(Extracted data entries)
────
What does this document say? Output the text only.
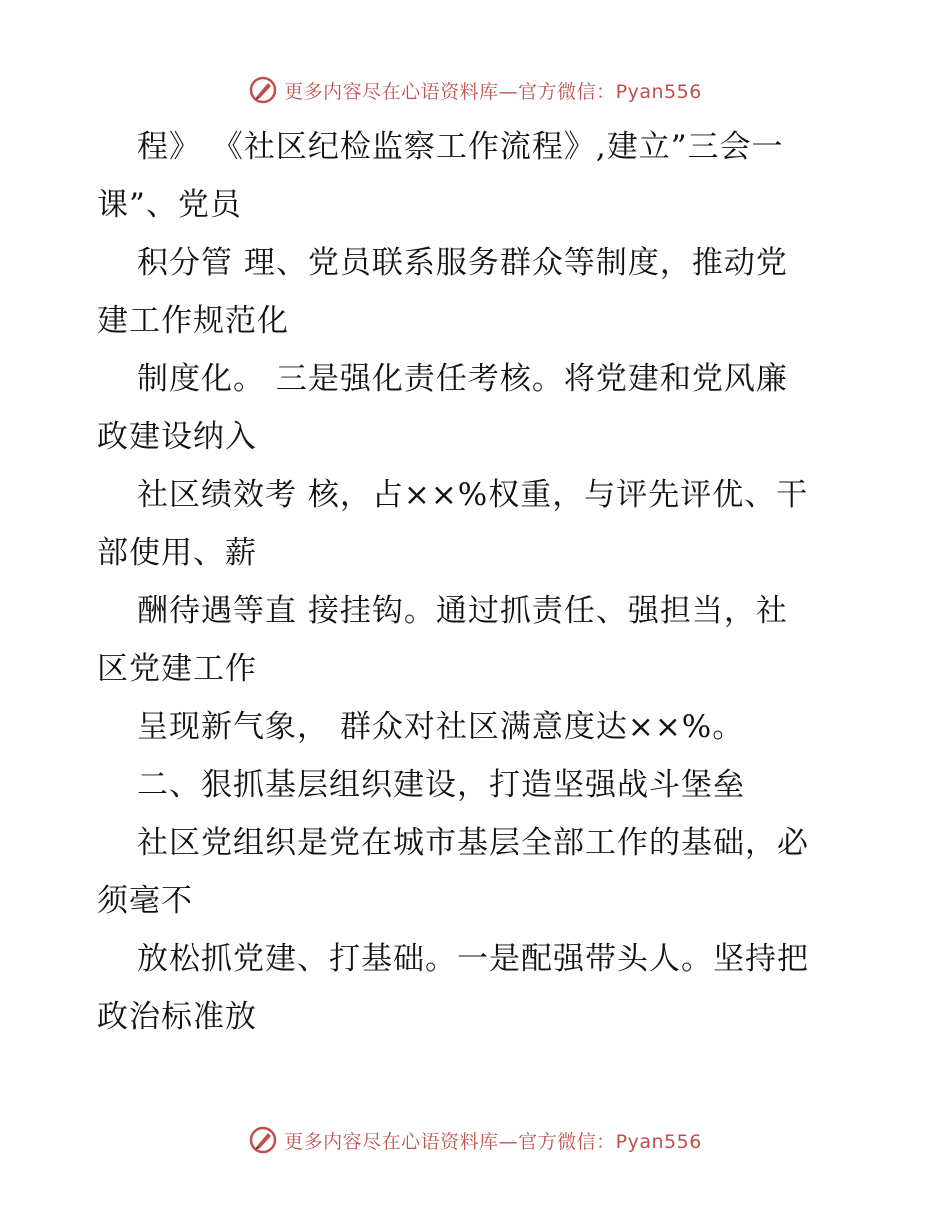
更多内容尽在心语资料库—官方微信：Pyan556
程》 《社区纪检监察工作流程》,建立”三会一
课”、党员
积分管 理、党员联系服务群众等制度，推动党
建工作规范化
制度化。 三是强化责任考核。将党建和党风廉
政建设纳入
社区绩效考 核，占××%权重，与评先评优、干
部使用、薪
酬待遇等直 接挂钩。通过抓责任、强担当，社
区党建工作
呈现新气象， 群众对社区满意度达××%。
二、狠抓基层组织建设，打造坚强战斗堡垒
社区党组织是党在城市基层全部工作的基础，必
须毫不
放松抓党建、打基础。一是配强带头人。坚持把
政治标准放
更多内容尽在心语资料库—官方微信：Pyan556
────
Every entry must be reproduced exactly, with the images left out.

■ **Complete answer**:
What does this document say? Output the text only.
更多内容尽在心语资料库—官方微信：Pyan556
程》 《社区纪检监察工作流程》,建立”三会一
课”、党员
积分管 理、党员联系服务群众等制度，推动党
建工作规范化
制度化。 三是强化责任考核。将党建和党风廉
政建设纳入
社区绩效考 核，占××%权重，与评先评优、干
部使用、薪
酬待遇等直 接挂钩。通过抓责任、强担当，社
区党建工作
呈现新气象， 群众对社区满意度达××%。
二、狠抓基层组织建设，打造坚强战斗堡垒
社区党组织是党在城市基层全部工作的基础，必
须毫不
放松抓党建、打基础。一是配强带头人。坚持把
政治标准放
更多内容尽在心语资料库—官方微信：Pyan556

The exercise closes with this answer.